▶ _MATERIAL TO PROCESS_:
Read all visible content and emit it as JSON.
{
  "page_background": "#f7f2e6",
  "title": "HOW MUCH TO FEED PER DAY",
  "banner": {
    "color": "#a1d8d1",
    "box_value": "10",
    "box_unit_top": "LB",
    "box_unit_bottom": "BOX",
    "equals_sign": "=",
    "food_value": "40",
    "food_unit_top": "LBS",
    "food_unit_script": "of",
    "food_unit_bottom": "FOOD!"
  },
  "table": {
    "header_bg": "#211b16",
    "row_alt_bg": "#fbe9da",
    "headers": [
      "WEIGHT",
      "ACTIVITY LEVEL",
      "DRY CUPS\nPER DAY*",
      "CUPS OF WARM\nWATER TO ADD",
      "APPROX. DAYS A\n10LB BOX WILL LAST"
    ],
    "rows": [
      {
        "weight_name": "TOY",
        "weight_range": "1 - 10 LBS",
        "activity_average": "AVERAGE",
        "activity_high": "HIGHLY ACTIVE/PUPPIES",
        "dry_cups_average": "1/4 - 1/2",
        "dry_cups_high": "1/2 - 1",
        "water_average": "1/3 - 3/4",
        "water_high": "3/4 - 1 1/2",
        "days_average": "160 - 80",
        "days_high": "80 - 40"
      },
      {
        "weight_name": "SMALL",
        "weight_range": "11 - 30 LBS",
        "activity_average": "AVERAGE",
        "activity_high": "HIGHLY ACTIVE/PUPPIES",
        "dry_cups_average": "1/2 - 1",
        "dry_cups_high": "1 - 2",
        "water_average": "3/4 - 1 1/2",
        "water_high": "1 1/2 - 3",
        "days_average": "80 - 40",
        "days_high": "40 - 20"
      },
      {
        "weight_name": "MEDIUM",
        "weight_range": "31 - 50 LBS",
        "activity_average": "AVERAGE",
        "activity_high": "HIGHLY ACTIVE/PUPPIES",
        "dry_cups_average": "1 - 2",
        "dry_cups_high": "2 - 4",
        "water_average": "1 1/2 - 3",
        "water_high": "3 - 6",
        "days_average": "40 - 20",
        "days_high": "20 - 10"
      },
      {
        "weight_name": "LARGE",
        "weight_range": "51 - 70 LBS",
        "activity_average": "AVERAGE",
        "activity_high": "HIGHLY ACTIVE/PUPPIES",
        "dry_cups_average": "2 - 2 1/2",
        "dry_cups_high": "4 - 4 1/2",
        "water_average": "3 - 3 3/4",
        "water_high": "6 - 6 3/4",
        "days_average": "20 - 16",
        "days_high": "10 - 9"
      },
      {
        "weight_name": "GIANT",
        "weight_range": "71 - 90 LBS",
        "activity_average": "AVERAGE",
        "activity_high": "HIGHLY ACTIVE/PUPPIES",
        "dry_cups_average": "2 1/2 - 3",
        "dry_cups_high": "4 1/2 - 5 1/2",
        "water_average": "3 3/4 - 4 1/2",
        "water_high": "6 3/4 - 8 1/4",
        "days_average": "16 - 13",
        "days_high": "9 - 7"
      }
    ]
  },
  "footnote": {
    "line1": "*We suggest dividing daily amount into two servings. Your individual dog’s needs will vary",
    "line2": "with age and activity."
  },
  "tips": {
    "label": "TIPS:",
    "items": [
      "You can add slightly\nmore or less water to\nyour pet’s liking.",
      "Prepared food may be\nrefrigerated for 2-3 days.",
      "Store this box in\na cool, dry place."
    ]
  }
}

▶ _WRITTEN TASK_: Please output every record, keeping each line exact.

▶ _RESULT OF THIS TASK_:
Read all visible content and emit it as JSON.
{
  "page_background": "#f7f2e6",
  "title": "HOW MUCH TO FEED PER DAY",
  "banner": {
    "color": "#a1d8d1",
    "box_value": "10",
    "box_unit_top": "LB",
    "box_unit_bottom": "BOX",
    "equals_sign": "=",
    "food_value": "40",
    "food_unit_top": "LBS",
    "food_unit_script": "of",
    "food_unit_bottom": "FOOD!"
  },
  "table": {
    "header_bg": "#211b16",
    "row_alt_bg": "#fbe9da",
    "headers": [
      "WEIGHT",
      "ACTIVITY LEVEL",
      "DRY CUPS\nPER DAY*",
      "CUPS OF WARM\nWATER TO ADD",
      "APPROX. DAYS A\n10LB BOX WILL LAST"
    ],
    "rows": [
      {
        "weight_name": "TOY",
        "weight_range": "1 - 10 LBS",
        "activity_average": "AVERAGE",
        "activity_high": "HIGHLY ACTIVE/PUPPIES",
        "dry_cups_average": "1/4 - 1/2",
        "dry_cups_high": "1/2 - 1",
        "water_average": "1/3 - 3/4",
        "water_high": "3/4 - 1 1/2",
        "days_average": "160 - 80",
        "days_high": "80 - 40"
      },
      {
        "weight_name": "SMALL",
        "weight_range": "11 - 30 LBS",
        "activity_average": "AVERAGE",
        "activity_high": "HIGHLY ACTIVE/PUPPIES",
        "dry_cups_average": "1/2 - 1",
        "dry_cups_high": "1 - 2",
        "water_average": "3/4 - 1 1/2",
        "water_high": "1 1/2 - 3",
        "days_average": "80 - 40",
        "days_high": "40 - 20"
      },
      {
        "weight_name": "MEDIUM",
        "weight_range": "31 - 50 LBS",
        "activity_average": "AVERAGE",
        "activity_high": "HIGHLY ACTIVE/PUPPIES",
        "dry_cups_average": "1 - 2",
        "dry_cups_high": "2 - 4",
        "water_average": "1 1/2 - 3",
        "water_high": "3 - 6",
        "days_average": "40 - 20",
        "days_high": "20 - 10"
      },
      {
        "weight_name": "LARGE",
        "weight_range": "51 - 70 LBS",
        "activity_average": "AVERAGE",
        "activity_high": "HIGHLY ACTIVE/PUPPIES",
        "dry_cups_average": "2 - 2 1/2",
        "dry_cups_high": "4 - 4 1/2",
        "water_average": "3 - 3 3/4",
        "water_high": "6 - 6 3/4",
        "days_average": "20 - 16",
        "days_high": "10 - 9"
      },
      {
        "weight_name": "GIANT",
        "weight_range": "71 - 90 LBS",
        "activity_average": "AVERAGE",
        "activity_high": "HIGHLY ACTIVE/PUPPIES",
        "dry_cups_average": "2 1/2 - 3",
        "dry_cups_high": "4 1/2 - 5 1/2",
        "water_average": "3 3/4 - 4 1/2",
        "water_high": "6 3/4 - 8 1/4",
        "days_average": "16 - 13",
        "days_high": "9 - 7"
      }
    ]
  },
  "footnote": {
    "line1": "*We suggest dividing daily amount into two servings. Your individual dog’s needs will vary",
    "line2": "with age and activity."
  },
  "tips": {
    "label": "TIPS:",
    "items": [
      "You can add slightly\nmore or less water to\nyour pet’s liking.",
      "Prepared food may be\nrefrigerated for 2-3 days.",
      "Store this box in\na cool, dry place."
    ]
  }
}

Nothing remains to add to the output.